All material below is to be reproduced exactly.
─── LISTED RECORDS ───
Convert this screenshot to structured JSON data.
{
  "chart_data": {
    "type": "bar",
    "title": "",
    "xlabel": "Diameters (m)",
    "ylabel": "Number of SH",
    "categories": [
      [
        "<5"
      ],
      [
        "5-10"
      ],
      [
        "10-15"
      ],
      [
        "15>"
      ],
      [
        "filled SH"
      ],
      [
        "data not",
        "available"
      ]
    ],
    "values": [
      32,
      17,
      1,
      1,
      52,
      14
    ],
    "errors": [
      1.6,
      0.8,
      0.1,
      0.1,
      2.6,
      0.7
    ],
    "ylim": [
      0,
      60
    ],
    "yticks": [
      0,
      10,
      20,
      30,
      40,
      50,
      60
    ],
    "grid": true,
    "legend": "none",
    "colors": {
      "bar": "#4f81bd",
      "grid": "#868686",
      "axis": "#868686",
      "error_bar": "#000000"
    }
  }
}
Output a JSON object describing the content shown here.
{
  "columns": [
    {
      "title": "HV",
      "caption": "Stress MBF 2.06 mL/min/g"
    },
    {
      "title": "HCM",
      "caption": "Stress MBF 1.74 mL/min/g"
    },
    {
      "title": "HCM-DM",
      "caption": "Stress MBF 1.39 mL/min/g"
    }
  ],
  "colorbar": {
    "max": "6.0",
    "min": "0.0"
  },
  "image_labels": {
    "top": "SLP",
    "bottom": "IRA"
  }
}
───
> _ANSWER TO THIS TASK_
Convert this screenshot to structured JSON data.
{
  "chart_data": {
    "type": "bar",
    "title": "",
    "xlabel": "Diameters (m)",
    "ylabel": "Number of SH",
    "categories": [
      [
        "<5"
      ],
      [
        "5-10"
      ],
      [
        "10-15"
      ],
      [
        "15>"
      ],
      [
        "filled SH"
      ],
      [
        "data not",
        "available"
      ]
    ],
    "values": [
      32,
      17,
      1,
      1,
      52,
      14
    ],
    "errors": [
      1.6,
      0.8,
      0.1,
      0.1,
      2.6,
      0.7
    ],
    "ylim": [
      0,
      60
    ],
    "yticks": [
      0,
      10,
      20,
      30,
      40,
      50,
      60
    ],
    "grid": true,
    "legend": "none",
    "colors": {
      "bar": "#4f81bd",
      "grid": "#868686",
      "axis": "#868686",
      "error_bar": "#000000"
    }
  }
}
Output a JSON object describing the content shown here.
{
  "columns": [
    {
      "title": "HV",
      "caption": "Stress MBF 2.06 mL/min/g"
    },
    {
      "title": "HCM",
      "caption": "Stress MBF 1.74 mL/min/g"
    },
    {
      "title": "HCM-DM",
      "caption": "Stress MBF 1.39 mL/min/g"
    }
  ],
  "colorbar": {
    "max": "6.0",
    "min": "0.0"
  },
  "image_labels": {
    "top": "SLP",
    "bottom": "IRA"
  }
}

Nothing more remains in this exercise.